-- Start Dataset entries --
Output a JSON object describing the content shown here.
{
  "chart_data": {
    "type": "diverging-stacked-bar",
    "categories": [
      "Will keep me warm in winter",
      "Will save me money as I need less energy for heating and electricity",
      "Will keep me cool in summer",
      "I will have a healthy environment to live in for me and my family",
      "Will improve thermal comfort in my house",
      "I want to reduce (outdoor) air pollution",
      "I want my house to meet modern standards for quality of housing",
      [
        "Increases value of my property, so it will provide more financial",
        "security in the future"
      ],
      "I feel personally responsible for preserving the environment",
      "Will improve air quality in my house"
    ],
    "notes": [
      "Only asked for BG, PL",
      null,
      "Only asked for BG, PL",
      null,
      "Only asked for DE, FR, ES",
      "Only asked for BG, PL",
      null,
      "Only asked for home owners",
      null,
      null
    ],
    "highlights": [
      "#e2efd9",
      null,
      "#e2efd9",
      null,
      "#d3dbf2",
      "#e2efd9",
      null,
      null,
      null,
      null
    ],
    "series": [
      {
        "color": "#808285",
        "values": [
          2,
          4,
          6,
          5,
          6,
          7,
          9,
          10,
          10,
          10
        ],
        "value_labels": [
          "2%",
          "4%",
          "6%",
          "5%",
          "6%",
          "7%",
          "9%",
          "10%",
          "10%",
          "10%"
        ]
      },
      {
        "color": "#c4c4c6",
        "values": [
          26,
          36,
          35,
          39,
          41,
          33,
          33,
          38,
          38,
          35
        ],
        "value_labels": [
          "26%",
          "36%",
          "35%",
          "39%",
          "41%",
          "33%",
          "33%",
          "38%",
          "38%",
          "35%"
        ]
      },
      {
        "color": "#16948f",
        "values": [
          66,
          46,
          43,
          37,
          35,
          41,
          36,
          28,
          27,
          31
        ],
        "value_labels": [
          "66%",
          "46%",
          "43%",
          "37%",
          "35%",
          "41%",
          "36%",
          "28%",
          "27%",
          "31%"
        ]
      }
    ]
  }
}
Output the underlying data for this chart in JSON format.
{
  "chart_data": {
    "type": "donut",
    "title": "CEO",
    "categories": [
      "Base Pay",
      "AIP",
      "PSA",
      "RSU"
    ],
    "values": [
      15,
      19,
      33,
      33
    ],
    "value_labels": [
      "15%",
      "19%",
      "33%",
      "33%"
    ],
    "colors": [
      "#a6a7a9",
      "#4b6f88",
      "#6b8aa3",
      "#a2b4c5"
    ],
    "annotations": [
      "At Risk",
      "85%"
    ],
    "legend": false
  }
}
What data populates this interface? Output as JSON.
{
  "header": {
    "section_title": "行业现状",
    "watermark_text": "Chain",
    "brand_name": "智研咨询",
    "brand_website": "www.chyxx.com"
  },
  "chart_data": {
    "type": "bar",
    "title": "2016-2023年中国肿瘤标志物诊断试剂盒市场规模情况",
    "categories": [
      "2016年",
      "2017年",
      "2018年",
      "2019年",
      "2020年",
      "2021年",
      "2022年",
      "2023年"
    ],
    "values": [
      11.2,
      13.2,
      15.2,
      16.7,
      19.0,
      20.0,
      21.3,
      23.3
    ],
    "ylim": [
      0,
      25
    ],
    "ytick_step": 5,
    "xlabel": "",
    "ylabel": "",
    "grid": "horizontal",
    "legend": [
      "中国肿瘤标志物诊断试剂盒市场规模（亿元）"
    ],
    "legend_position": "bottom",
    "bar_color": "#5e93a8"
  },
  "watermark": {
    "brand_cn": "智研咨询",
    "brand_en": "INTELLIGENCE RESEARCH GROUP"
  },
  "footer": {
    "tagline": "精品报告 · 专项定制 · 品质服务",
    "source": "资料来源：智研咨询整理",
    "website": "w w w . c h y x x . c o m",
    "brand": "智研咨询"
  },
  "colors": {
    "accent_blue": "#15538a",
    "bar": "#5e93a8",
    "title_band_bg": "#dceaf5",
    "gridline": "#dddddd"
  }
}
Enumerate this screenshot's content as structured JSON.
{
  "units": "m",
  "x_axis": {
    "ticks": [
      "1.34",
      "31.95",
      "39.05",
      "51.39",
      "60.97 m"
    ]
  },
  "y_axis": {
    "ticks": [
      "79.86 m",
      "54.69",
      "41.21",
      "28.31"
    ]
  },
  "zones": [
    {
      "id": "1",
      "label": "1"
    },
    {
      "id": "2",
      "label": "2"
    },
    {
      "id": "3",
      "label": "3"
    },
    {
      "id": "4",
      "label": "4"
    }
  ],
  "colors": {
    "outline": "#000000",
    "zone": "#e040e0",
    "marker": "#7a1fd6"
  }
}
-- End Dataset entries --
**Exercise description**
From the entries, copy out each line containing the word "content".

**Exercise result**
Output a JSON object describing the content shown here.
Enumerate this screenshot's content as structured JSON.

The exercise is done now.